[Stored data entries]
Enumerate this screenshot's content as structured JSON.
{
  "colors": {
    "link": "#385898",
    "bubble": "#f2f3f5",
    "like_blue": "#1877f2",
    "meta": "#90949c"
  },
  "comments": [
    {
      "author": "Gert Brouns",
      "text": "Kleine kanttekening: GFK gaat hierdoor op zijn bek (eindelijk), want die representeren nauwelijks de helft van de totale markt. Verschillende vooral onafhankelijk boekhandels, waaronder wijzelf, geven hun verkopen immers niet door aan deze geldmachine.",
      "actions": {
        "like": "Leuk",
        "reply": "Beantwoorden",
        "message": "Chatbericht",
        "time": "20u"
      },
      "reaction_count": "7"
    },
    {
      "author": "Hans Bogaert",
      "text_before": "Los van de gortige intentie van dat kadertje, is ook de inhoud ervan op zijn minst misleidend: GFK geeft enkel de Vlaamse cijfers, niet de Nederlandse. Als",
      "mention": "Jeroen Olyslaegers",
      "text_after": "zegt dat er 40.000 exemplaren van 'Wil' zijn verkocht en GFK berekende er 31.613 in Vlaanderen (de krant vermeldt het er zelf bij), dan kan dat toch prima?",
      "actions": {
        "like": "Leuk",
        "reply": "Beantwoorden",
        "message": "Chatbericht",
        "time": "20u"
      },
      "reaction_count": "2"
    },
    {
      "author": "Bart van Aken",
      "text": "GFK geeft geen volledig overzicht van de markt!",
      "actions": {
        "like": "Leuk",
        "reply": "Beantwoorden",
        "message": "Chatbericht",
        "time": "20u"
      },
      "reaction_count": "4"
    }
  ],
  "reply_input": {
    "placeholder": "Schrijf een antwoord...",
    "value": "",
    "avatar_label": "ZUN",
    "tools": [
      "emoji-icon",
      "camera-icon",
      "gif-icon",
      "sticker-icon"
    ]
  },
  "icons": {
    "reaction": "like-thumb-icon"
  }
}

**YOUR GOAL**
Write out every entry verbatim.

**RESPONSE TO THE EXERCISE**
Enumerate this screenshot's content as structured JSON.
{
  "colors": {
    "link": "#385898",
    "bubble": "#f2f3f5",
    "like_blue": "#1877f2",
    "meta": "#90949c"
  },
  "comments": [
    {
      "author": "Gert Brouns",
      "text": "Kleine kanttekening: GFK gaat hierdoor op zijn bek (eindelijk), want die representeren nauwelijks de helft van de totale markt. Verschillende vooral onafhankelijk boekhandels, waaronder wijzelf, geven hun verkopen immers niet door aan deze geldmachine.",
      "actions": {
        "like": "Leuk",
        "reply": "Beantwoorden",
        "message": "Chatbericht",
        "time": "20u"
      },
      "reaction_count": "7"
    },
    {
      "author": "Hans Bogaert",
      "text_before": "Los van de gortige intentie van dat kadertje, is ook de inhoud ervan op zijn minst misleidend: GFK geeft enkel de Vlaamse cijfers, niet de Nederlandse. Als",
      "mention": "Jeroen Olyslaegers",
      "text_after": "zegt dat er 40.000 exemplaren van 'Wil' zijn verkocht en GFK berekende er 31.613 in Vlaanderen (de krant vermeldt het er zelf bij), dan kan dat toch prima?",
      "actions": {
        "like": "Leuk",
        "reply": "Beantwoorden",
        "message": "Chatbericht",
        "time": "20u"
      },
      "reaction_count": "2"
    },
    {
      "author": "Bart van Aken",
      "text": "GFK geeft geen volledig overzicht van de markt!",
      "actions": {
        "like": "Leuk",
        "reply": "Beantwoorden",
        "message": "Chatbericht",
        "time": "20u"
      },
      "reaction_count": "4"
    }
  ],
  "reply_input": {
    "placeholder": "Schrijf een antwoord...",
    "value": "",
    "avatar_label": "ZUN",
    "tools": [
      "emoji-icon",
      "camera-icon",
      "gif-icon",
      "sticker-icon"
    ]
  },
  "icons": {
    "reaction": "like-thumb-icon"
  }
}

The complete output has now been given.